> **Aim of the task**
Wherever the word "الفاعل" appears in a line, extract that line.
-.-.-
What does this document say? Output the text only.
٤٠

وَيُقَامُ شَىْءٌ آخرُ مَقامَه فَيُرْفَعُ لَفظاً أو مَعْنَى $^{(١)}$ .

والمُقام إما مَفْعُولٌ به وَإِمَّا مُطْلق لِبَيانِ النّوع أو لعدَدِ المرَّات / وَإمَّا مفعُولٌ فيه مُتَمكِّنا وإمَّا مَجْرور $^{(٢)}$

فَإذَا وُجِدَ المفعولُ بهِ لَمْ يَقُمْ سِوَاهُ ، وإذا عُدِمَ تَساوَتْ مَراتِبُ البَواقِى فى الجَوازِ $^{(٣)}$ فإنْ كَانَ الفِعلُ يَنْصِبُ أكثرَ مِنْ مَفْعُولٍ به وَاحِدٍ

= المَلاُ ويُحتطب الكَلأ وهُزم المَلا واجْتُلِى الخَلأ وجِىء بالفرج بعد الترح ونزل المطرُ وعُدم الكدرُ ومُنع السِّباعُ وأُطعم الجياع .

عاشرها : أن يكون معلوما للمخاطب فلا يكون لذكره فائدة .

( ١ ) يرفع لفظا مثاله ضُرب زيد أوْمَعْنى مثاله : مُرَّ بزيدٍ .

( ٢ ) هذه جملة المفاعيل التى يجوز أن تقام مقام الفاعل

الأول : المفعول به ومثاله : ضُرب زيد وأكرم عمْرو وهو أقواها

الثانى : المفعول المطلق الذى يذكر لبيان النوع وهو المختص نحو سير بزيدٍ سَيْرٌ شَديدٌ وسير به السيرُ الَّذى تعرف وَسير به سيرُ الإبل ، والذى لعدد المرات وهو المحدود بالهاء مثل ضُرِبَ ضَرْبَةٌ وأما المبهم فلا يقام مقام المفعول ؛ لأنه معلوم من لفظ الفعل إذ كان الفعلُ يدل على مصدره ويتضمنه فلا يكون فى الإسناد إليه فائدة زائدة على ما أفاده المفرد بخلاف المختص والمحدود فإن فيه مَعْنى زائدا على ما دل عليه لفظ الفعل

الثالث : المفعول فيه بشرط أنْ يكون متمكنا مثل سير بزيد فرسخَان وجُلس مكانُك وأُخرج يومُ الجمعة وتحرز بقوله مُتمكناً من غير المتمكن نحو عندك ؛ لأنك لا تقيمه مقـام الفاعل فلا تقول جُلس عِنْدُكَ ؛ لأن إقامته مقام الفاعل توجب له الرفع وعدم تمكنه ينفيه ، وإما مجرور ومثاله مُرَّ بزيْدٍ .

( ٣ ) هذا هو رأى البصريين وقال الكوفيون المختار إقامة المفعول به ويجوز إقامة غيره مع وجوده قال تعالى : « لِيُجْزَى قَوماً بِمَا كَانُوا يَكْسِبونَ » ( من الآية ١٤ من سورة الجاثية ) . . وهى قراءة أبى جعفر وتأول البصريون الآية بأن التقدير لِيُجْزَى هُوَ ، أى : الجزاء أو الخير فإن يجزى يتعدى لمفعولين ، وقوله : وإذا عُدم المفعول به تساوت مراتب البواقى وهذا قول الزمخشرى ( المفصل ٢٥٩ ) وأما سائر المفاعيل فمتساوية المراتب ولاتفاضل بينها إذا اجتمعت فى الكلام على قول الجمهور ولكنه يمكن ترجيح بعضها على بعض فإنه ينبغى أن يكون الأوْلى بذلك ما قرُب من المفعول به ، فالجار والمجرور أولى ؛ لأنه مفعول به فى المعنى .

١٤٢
-.-.-
> **Worked answer**
( ٢ ) هذه جملة المفاعيل التى يجوز أن تقام مقام الفاعل
الثالث : المفعول فيه بشرط أنْ يكون متمكنا مثل سير بزيد فرسخَان وجُلس مكانُك وأُخرج يومُ الجمعة وتحرز بقوله مُتمكناً من غير المتمكن نحو عندك ؛ لأنك لا تقيمه مقـام الفاعل فلا تقول جُلس عِنْدُكَ ؛ لأن إقامته مقام الفاعل توجب له الرفع وعدم تمكنه ينفيه ، وإما مجرور ومثاله مُرَّ بزيْدٍ .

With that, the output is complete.